◆ WHAT IS BEING ASKED: In the records that follow, locate every line with "bonikbarta" and extract it.

◆ RECORDS SUPPLIED:
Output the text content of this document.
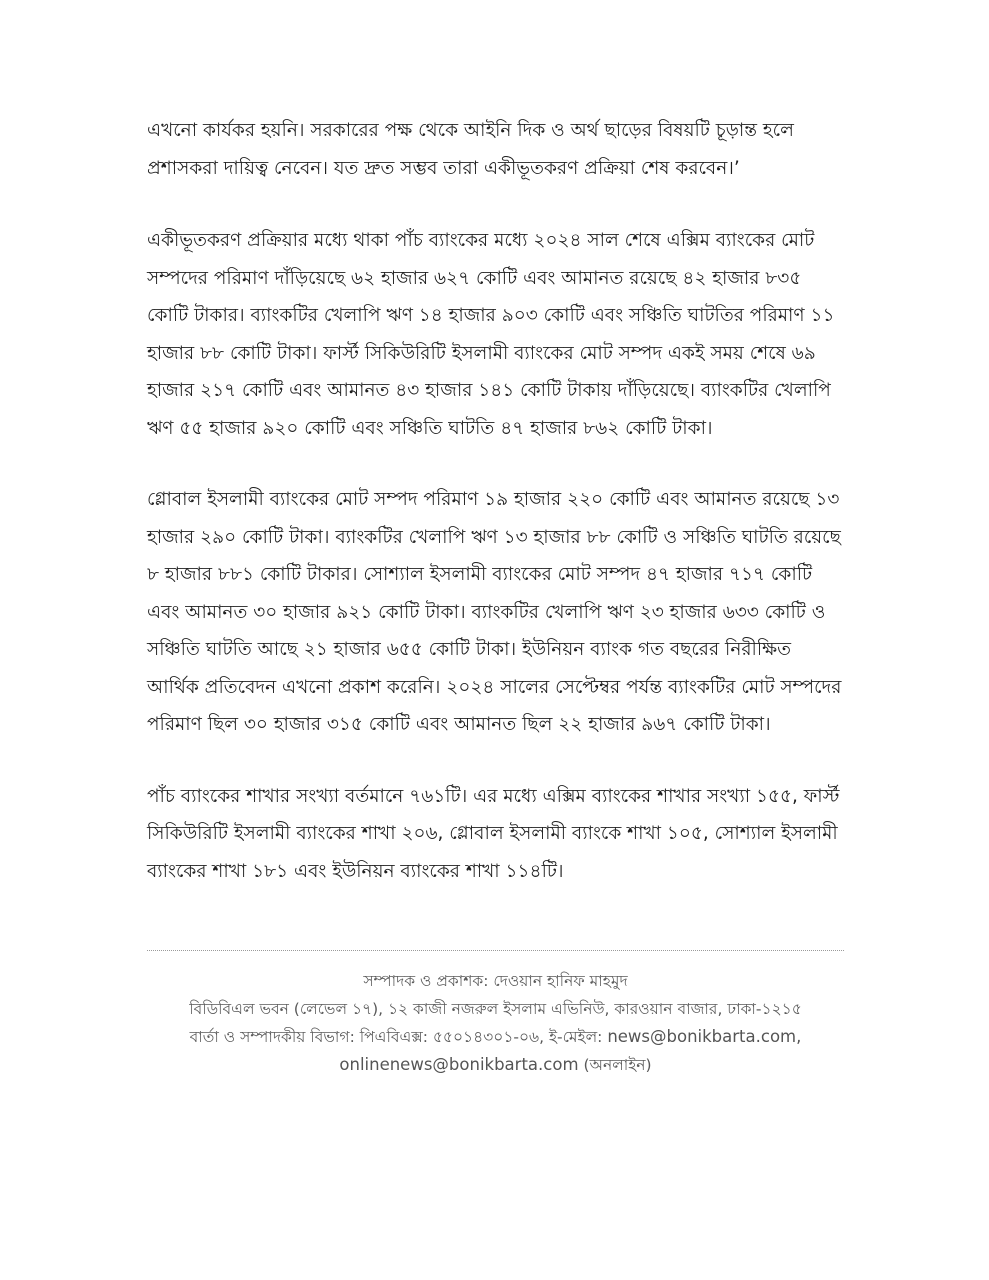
এখনো কার্যকর হয়নি। সরকারের পক্ষ থেকে আইনি দিক ও অর্থ ছাড়ের বিষয়টি চূড়ান্ত হলে প্রশাসকরা দায়িত্ব নেবেন। যত দ্রুত সম্ভব তারা একীভূতকরণ প্রক্রিয়া শেষ করবেন।’

একীভূতকরণ প্রক্রিয়ার মধ্যে থাকা পাঁচ ব্যাংকের মধ্যে ২০২৪ সাল শেষে এক্সিম ব্যাংকের মোট সম্পদের পরিমাণ দাঁড়িয়েছে ৬২ হাজার ৬২৭ কোটি এবং আমানত রয়েছে ৪২ হাজার ৮৩৫ কোটি টাকার। ব্যাংকটির খেলাপি ঋণ ১৪ হাজার ৯০৩ কোটি এবং সঞ্চিতি ঘাটতির পরিমাণ ১১ হাজার ৮৮ কোটি টাকা। ফার্স্ট সিকিউরিটি ইসলামী ব্যাংকের মোট সম্পদ একই সময় শেষে ৬৯ হাজার ২১৭ কোটি এবং আমানত ৪৩ হাজার ১৪১ কোটি টাকায় দাঁড়িয়েছে। ব্যাংকটির খেলাপি ঋণ ৫৫ হাজার ৯২০ কোটি এবং সঞ্চিতি ঘাটতি ৪৭ হাজার ৮৬২ কোটি টাকা।

গ্লোবাল ইসলামী ব্যাংকের মোট সম্পদ পরিমাণ ১৯ হাজার ২২০ কোটি এবং আমানত রয়েছে ১৩ হাজার ২৯০ কোটি টাকা। ব্যাংকটির খেলাপি ঋণ ১৩ হাজার ৮৮ কোটি ও সঞ্চিতি ঘাটতি রয়েছে ৮ হাজার ৮৮১ কোটি টাকার। সোশ্যাল ইসলামী ব্যাংকের মোট সম্পদ ৪৭ হাজার ৭১৭ কোটি এবং আমানত ৩০ হাজার ৯২১ কোটি টাকা। ব্যাংকটির খেলাপি ঋণ ২৩ হাজার ৬৩৩ কোটি ও সঞ্চিতি ঘাটতি আছে ২১ হাজার ৬৫৫ কোটি টাকা। ইউনিয়ন ব্যাংক গত বছরের নিরীক্ষিত আর্থিক প্রতিবেদন এখনো প্রকাশ করেনি। ২০২৪ সালের সেপ্টেম্বর পর্যন্ত ব্যাংকটির মোট সম্পদের পরিমাণ ছিল ৩০ হাজার ৩১৫ কোটি এবং আমানত ছিল ২২ হাজার ৯৬৭ কোটি টাকা।

পাঁচ ব্যাংকের শাখার সংখ্যা বর্তমানে ৭৬১টি। এর মধ্যে এক্সিম ব্যাংকের শাখার সংখ্যা ১৫৫, ফার্স্ট সিকিউরিটি ইসলামী ব্যাংকের শাখা ২০৬, গ্লোবাল ইসলামী ব্যাংকে শাখা ১০৫, সোশ্যাল ইসলামী ব্যাংকের শাখা ১৮১ এবং ইউনিয়ন ব্যাংকের শাখা ১১৪টি।

সম্পাদক ও প্রকাশক: দেওয়ান হানিফ মাহমুদ
বিডিবিএল ভবন (লেভেল ১৭), ১২ কাজী নজরুল ইসলাম এভিনিউ, কারওয়ান বাজার, ঢাকা-১২১৫
বার্তা ও সম্পাদকীয় বিভাগ: পিএবিএক্স: ৫৫০১৪৩০১-০৬, ই-মেইল: news@bonikbarta.com,
onlinenews@bonikbarta.com (অনলাইন)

◆ REPLY TO THE EXERCISE:
বার্তা ও সম্পাদকীয় বিভাগ: পিএবিএক্স: ৫৫০১৪৩০১-০৬, ই-মেইল: news@bonikbarta.com,
onlinenews@bonikbarta.com (অনলাইন)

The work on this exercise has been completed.